#### What to do
Reproduce only the lines of the material from the line with "- Text: Cr (ng): Cr (ng): [227, 9, 265, 19]" up to and including the line with "- Bar: [293, 0, 389, 28]", replacing "Bar" with "Box" and keeping everything else the same.

#### Source data
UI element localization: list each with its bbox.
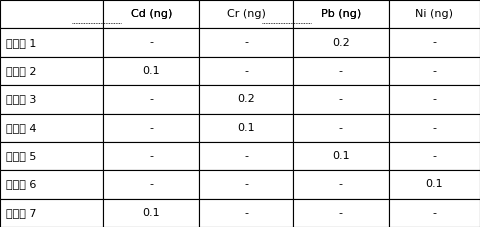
- Text: Cr (ng): Cr (ng): [227, 9, 265, 19]
- Bar: [293, 114, 389, 142]
- Text: -: -: [432, 94, 436, 104]
- Bar: [103, 0, 199, 28]
- Bar: [389, 85, 480, 114]
- Text: 0.1: 0.1: [332, 151, 349, 161]
- Bar: [389, 170, 480, 199]
- Bar: [389, 57, 480, 85]
- Text: -: -: [244, 208, 248, 218]
- Bar: [293, 0, 389, 28]
- Text: 实施例 1: 实施例 1: [6, 37, 36, 48]
- Text: -: -: [339, 123, 343, 133]
- Bar: [103, 170, 199, 199]
- Text: Cd (ng): Cd (ng): [131, 9, 172, 19]
- Bar: [199, 28, 293, 57]
- Text: -: -: [339, 66, 343, 76]
- Bar: [0, 142, 103, 170]
- Bar: [0, 0, 103, 28]
- Text: -: -: [432, 208, 436, 218]
- Bar: [199, 114, 293, 142]
- Text: -: -: [244, 151, 248, 161]
- Bar: [0, 57, 103, 85]
- Bar: [389, 142, 480, 170]
- Bar: [199, 142, 293, 170]
- Text: 0.1: 0.1: [143, 208, 160, 218]
- Bar: [0, 85, 103, 114]
- Text: -: -: [149, 179, 153, 190]
- Text: 实施例 7: 实施例 7: [6, 208, 36, 218]
- Bar: [389, 114, 480, 142]
- Text: -: -: [244, 37, 248, 48]
- Bar: [199, 199, 293, 227]
- Text: 0.2: 0.2: [332, 37, 349, 48]
- Bar: [103, 28, 199, 57]
- Bar: [103, 142, 199, 170]
- Text: Pb (ng): Pb (ng): [321, 9, 361, 19]
- Bar: [389, 199, 480, 227]
- Bar: [0, 170, 103, 199]
- Bar: [0, 28, 103, 57]
- Text: 0.1: 0.1: [426, 179, 443, 190]
- Text: 0.2: 0.2: [237, 94, 255, 104]
- Text: -: -: [244, 66, 248, 76]
- Text: -: -: [432, 66, 436, 76]
- Bar: [103, 57, 199, 85]
- Text: 实施例 2: 实施例 2: [6, 66, 36, 76]
- Text: -: -: [339, 179, 343, 190]
- Bar: [293, 142, 389, 170]
- Text: 0.1: 0.1: [143, 66, 160, 76]
- Text: -: -: [339, 94, 343, 104]
- Bar: [103, 114, 199, 142]
- Text: -: -: [244, 179, 248, 190]
- Text: -: -: [149, 151, 153, 161]
- Text: 实施例 3: 实施例 3: [6, 94, 36, 104]
- Bar: [103, 85, 199, 114]
- Bar: [389, 28, 480, 57]
- Text: 实施例 5: 实施例 5: [6, 151, 36, 161]
- Bar: [293, 170, 389, 199]
- Bar: [0, 199, 103, 227]
- Text: 实施例 4: 实施例 4: [6, 123, 36, 133]
- Text: 实施例 6: 实施例 6: [6, 179, 36, 190]
- Text: -: -: [149, 123, 153, 133]
- Text: Pb (ng): Pb (ng): [321, 9, 361, 19]
- Text: -: -: [339, 208, 343, 218]
- Text: -: -: [432, 151, 436, 161]
- Bar: [293, 199, 389, 227]
- Text: Cd (ng): Cd (ng): [131, 9, 172, 19]
- Bar: [293, 28, 389, 57]
- Text: -: -: [149, 94, 153, 104]
- Bar: [103, 199, 199, 227]
- Bar: [389, 0, 480, 28]
- Bar: [199, 0, 293, 28]
- Bar: [0, 114, 103, 142]
- Bar: [293, 57, 389, 85]
- Bar: [199, 85, 293, 114]
- Text: -: -: [432, 123, 436, 133]
- Text: Ni (ng): Ni (ng): [415, 9, 454, 19]
- Bar: [293, 85, 389, 114]
- Text: -: -: [432, 37, 436, 48]
- Bar: [199, 170, 293, 199]
- Text: 0.1: 0.1: [237, 123, 255, 133]
- Text: -: -: [149, 37, 153, 48]
- Bar: [199, 57, 293, 85]
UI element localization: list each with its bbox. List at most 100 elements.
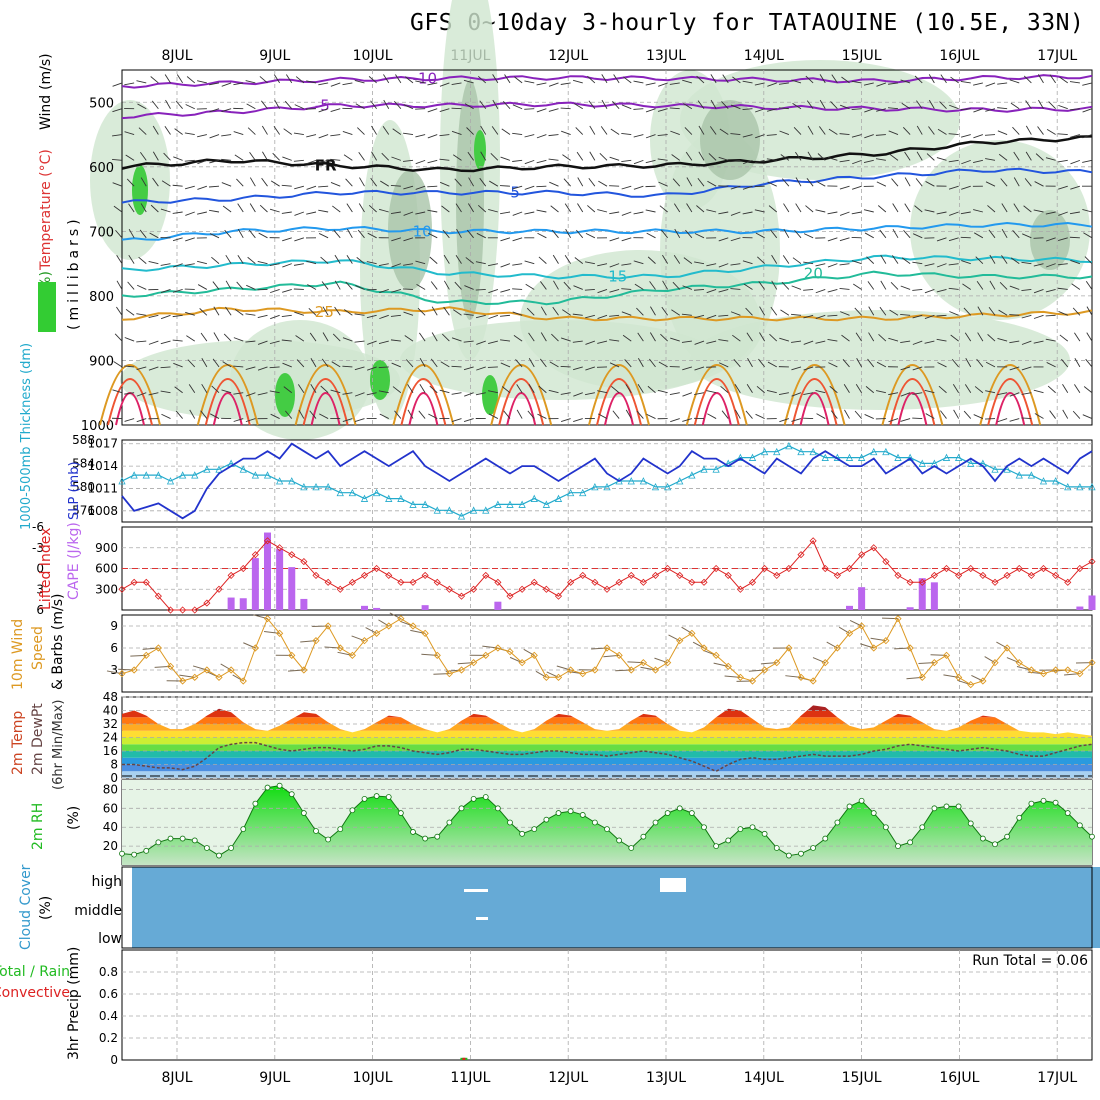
wind-barb bbox=[1071, 283, 1081, 290]
wind-barb bbox=[633, 211, 644, 215]
wind-barb bbox=[576, 151, 584, 161]
cloud-unit-label: (%) bbox=[38, 896, 54, 920]
wind-barb bbox=[451, 392, 462, 395]
wind-speed-point bbox=[651, 666, 660, 674]
wind-barb bbox=[114, 333, 123, 342]
wind-barb bbox=[1045, 338, 1056, 342]
wind-barb bbox=[730, 159, 741, 163]
wind-barb bbox=[719, 128, 729, 135]
li-point bbox=[870, 544, 878, 552]
wind-barb bbox=[673, 255, 681, 264]
wind-barb bbox=[948, 185, 959, 190]
wind-barb bbox=[453, 309, 462, 316]
wind-barb bbox=[285, 74, 293, 84]
wind-barb bbox=[936, 157, 947, 161]
wind-barb bbox=[633, 185, 644, 190]
wind-barb bbox=[427, 108, 438, 113]
wind-barb bbox=[185, 211, 195, 216]
li-point bbox=[1039, 564, 1048, 573]
li-point bbox=[688, 578, 696, 586]
rh-point bbox=[143, 847, 150, 854]
wind-barb bbox=[657, 134, 668, 136]
dewpt-ylabel: 2m DewPt bbox=[30, 703, 46, 775]
wind-barb bbox=[782, 255, 790, 264]
wind-barb bbox=[136, 313, 147, 316]
surface-temp-contour bbox=[498, 378, 545, 426]
wind-barb bbox=[536, 209, 547, 213]
wind-barb bbox=[1070, 134, 1080, 138]
wind-barb bbox=[573, 366, 583, 371]
li-point bbox=[967, 564, 975, 573]
wind-barb bbox=[876, 390, 886, 394]
wind-barb bbox=[1058, 310, 1068, 316]
wind-barb bbox=[136, 392, 147, 397]
wind-barb bbox=[245, 340, 256, 343]
wind-barb bbox=[281, 211, 292, 214]
li-point bbox=[1064, 578, 1072, 586]
wind-barb bbox=[112, 182, 123, 187]
wind-barb bbox=[257, 261, 268, 265]
thickness-point bbox=[773, 447, 781, 456]
wind-barb bbox=[222, 205, 232, 213]
wind-barb bbox=[876, 361, 887, 368]
wind-barb bbox=[173, 263, 183, 268]
surface-temp-contour bbox=[693, 378, 740, 426]
wind-barb bbox=[720, 385, 729, 394]
wind-barb bbox=[489, 180, 499, 187]
wind-barb bbox=[988, 306, 996, 316]
wind-barb bbox=[175, 410, 183, 419]
li-point bbox=[833, 571, 841, 579]
wind-barb bbox=[889, 309, 899, 316]
wind-speed-point bbox=[760, 666, 769, 674]
temp-band bbox=[122, 771, 1092, 778]
wind-barb bbox=[855, 384, 863, 393]
wind-speed-point bbox=[1076, 670, 1084, 678]
wind-barb bbox=[310, 358, 317, 368]
wind-barb bbox=[694, 366, 705, 371]
wind-barb bbox=[840, 104, 850, 110]
li-tick-label: 3 bbox=[36, 582, 44, 596]
wind-barb bbox=[128, 254, 135, 264]
wind-barb bbox=[900, 366, 911, 371]
wind-barb bbox=[1021, 289, 1032, 291]
thickness-point bbox=[906, 453, 914, 461]
wind-barb bbox=[682, 285, 693, 290]
wind-barb bbox=[815, 289, 826, 294]
rh-point bbox=[822, 835, 829, 842]
li-point bbox=[312, 571, 320, 579]
wind-barb bbox=[407, 384, 414, 393]
temp-tick-label: 8 bbox=[110, 758, 118, 772]
minmax-axis-label: (6hr Min/Max) bbox=[51, 700, 66, 790]
wind-speed-point bbox=[227, 666, 235, 674]
rh-shading bbox=[120, 340, 400, 420]
wind-barb bbox=[657, 108, 668, 112]
wind-barb bbox=[1013, 203, 1020, 213]
wind-barb bbox=[867, 358, 875, 368]
wind-barb bbox=[706, 314, 717, 320]
wind-barb bbox=[164, 125, 171, 135]
rh-point bbox=[567, 808, 574, 815]
wind-barb bbox=[900, 340, 911, 344]
precip-tick-label: 0.6 bbox=[99, 987, 118, 1001]
wind-barb bbox=[609, 314, 620, 317]
wind-barb bbox=[500, 362, 511, 368]
li-point bbox=[979, 571, 987, 579]
wind-barb bbox=[718, 289, 729, 293]
wind-barb bbox=[851, 211, 862, 215]
wind-barb bbox=[441, 333, 450, 342]
wind-barb bbox=[245, 392, 256, 397]
wind-barb bbox=[455, 255, 462, 264]
wind-barb bbox=[310, 383, 317, 393]
rh-point bbox=[337, 826, 344, 833]
wind-barb bbox=[698, 151, 705, 161]
wind-barb bbox=[623, 76, 632, 84]
wind-barb bbox=[161, 180, 171, 187]
wind-barb bbox=[759, 306, 766, 316]
li-point bbox=[845, 564, 854, 573]
wind-barb bbox=[560, 337, 571, 342]
wind-barb bbox=[245, 366, 256, 371]
wind-barb bbox=[854, 410, 862, 419]
wind-barb bbox=[973, 209, 983, 213]
wind-barb bbox=[1070, 159, 1081, 165]
wind-speed-point bbox=[579, 670, 587, 678]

#### Worked solution
- Text: Cr (ng): Cr (ng): [227, 9, 265, 19]
- Box: [293, 114, 389, 142]
- Text: -: -: [432, 94, 436, 104]
- Box: [103, 0, 199, 28]
- Box: [389, 85, 480, 114]
- Text: 0.1: 0.1: [332, 151, 349, 161]
- Box: [389, 170, 480, 199]
- Box: [389, 57, 480, 85]
- Text: -: -: [244, 208, 248, 218]
- Box: [293, 0, 389, 28]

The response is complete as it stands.